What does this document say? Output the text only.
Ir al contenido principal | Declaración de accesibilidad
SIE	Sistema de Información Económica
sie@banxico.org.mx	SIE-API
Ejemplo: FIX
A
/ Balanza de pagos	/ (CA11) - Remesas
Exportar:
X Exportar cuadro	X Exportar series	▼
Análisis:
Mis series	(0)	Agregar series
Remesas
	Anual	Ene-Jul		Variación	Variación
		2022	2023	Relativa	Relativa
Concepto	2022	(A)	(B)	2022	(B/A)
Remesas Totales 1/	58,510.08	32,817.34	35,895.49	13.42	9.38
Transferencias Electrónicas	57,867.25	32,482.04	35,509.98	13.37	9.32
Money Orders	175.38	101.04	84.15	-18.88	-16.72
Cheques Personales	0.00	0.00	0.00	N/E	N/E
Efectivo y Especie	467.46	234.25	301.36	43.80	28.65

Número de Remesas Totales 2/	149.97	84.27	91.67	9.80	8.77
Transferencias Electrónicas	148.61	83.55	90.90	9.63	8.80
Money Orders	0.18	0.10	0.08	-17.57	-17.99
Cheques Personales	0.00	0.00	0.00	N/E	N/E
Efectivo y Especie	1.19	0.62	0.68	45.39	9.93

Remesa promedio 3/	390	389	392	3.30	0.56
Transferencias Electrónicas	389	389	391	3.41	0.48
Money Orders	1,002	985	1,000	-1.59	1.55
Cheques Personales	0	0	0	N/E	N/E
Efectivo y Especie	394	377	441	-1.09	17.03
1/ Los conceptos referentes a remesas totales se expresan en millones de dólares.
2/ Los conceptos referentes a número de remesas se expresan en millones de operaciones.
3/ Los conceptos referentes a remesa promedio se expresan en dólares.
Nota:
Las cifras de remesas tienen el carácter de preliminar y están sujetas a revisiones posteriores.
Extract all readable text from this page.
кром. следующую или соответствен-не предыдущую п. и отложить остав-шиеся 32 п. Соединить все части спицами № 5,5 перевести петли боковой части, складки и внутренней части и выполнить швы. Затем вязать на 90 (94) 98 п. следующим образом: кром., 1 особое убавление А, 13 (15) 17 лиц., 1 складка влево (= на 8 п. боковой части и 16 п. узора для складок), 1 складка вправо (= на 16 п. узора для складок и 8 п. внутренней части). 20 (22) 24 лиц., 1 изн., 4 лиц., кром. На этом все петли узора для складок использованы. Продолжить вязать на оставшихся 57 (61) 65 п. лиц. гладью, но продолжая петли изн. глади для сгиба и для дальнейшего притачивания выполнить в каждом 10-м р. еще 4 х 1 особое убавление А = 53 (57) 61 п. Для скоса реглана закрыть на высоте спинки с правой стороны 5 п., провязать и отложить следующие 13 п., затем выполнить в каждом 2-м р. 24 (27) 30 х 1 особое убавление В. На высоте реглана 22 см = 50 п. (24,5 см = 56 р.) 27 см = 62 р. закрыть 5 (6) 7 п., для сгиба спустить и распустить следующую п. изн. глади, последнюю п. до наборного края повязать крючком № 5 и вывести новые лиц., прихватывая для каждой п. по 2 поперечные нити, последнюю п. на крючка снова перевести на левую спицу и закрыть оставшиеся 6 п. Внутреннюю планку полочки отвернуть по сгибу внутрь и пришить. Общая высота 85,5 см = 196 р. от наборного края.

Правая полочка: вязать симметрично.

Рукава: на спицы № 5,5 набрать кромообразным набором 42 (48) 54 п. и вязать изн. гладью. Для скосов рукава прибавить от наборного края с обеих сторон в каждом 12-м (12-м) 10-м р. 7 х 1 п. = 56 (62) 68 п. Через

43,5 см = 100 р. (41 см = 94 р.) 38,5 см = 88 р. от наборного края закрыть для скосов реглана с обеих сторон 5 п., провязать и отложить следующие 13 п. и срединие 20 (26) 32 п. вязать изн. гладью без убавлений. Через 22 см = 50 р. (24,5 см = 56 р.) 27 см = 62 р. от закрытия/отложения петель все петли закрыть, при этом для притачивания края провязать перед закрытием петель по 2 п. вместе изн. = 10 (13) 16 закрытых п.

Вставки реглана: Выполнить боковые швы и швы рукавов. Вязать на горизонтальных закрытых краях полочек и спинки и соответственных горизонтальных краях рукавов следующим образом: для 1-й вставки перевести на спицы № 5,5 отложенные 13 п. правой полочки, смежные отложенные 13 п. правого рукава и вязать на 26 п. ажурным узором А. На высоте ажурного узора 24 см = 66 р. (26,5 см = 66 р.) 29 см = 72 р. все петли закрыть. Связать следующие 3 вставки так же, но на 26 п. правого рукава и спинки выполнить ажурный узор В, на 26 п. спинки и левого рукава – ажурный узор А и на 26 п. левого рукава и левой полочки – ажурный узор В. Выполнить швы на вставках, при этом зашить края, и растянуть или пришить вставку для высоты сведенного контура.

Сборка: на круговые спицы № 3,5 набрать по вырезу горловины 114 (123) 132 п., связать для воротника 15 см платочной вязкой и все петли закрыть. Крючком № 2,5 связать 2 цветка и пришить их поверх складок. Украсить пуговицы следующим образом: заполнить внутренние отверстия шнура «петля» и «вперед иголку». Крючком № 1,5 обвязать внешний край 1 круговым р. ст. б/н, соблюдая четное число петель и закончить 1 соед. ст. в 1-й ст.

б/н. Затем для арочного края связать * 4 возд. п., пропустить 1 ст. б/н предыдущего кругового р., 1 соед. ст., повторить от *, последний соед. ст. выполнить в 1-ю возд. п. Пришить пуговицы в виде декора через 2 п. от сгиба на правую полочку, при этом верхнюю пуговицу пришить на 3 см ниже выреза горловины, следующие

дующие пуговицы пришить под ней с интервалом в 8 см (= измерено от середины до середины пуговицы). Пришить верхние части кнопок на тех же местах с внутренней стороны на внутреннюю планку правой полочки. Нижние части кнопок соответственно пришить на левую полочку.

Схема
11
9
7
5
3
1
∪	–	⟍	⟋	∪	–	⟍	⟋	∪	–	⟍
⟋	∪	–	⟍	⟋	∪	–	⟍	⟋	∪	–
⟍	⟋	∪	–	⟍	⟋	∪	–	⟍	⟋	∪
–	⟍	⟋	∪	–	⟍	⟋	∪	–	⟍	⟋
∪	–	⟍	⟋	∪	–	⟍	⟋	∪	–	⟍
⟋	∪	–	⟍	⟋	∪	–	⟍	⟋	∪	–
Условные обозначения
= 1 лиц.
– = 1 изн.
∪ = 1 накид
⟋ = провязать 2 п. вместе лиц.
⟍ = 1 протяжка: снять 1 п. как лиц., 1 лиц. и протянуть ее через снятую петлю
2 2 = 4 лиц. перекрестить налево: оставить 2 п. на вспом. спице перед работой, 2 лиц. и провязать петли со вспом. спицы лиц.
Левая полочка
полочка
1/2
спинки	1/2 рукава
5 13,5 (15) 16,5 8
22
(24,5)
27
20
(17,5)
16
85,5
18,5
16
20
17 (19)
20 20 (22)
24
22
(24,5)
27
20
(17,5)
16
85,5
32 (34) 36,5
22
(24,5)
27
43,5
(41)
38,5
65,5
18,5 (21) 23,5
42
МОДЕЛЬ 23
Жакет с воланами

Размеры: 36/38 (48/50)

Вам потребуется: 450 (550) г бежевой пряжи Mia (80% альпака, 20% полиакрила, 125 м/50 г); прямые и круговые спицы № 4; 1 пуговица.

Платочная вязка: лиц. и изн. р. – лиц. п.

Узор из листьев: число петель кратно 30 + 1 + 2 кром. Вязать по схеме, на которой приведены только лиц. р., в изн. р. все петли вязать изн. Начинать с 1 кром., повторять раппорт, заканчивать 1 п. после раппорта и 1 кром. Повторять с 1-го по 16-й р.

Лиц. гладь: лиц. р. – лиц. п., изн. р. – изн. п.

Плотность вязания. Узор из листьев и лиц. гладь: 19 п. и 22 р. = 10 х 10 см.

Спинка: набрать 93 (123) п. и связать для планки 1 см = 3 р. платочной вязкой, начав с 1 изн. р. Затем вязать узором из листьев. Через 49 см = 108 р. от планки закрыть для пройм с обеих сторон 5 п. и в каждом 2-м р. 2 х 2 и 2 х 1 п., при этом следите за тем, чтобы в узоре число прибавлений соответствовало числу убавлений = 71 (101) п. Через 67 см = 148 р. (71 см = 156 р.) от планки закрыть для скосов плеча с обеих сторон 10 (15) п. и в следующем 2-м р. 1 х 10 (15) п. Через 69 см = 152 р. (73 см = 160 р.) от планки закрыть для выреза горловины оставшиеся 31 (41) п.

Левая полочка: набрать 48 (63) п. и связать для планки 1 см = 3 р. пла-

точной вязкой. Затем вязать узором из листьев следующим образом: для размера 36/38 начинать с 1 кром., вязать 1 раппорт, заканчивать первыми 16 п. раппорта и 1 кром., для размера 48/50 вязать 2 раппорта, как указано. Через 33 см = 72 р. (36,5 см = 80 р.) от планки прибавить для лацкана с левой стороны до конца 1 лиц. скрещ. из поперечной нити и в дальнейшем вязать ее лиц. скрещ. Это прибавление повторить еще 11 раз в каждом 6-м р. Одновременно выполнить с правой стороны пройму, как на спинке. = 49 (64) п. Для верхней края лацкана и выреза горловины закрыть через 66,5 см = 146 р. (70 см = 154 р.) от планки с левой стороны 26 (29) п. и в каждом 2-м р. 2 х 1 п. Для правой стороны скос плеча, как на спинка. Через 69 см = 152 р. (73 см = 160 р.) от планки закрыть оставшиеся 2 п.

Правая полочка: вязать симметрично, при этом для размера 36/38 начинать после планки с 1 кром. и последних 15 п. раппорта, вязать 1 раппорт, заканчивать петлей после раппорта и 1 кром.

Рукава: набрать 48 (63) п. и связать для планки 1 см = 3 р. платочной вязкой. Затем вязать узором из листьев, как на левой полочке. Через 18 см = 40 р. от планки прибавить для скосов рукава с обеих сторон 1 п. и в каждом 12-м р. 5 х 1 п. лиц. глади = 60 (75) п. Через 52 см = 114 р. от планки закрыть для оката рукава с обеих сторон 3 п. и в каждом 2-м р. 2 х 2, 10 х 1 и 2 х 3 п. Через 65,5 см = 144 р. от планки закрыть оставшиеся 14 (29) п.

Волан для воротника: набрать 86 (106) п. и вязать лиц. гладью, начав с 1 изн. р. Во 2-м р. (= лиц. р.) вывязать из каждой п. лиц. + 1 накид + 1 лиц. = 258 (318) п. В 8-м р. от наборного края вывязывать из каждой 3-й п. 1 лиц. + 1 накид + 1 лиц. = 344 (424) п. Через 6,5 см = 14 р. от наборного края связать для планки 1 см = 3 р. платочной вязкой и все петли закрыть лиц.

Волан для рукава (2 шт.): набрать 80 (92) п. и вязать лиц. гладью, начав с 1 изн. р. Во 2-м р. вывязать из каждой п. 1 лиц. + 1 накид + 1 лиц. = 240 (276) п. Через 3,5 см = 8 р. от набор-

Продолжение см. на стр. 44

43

EXERCISE: Set out every line from the material that contains the string "Левая".

RESULT:
Левая полочка
Левая полочка: набрать 48 (63) п. и связать для планки 1 см = 3 р. пла-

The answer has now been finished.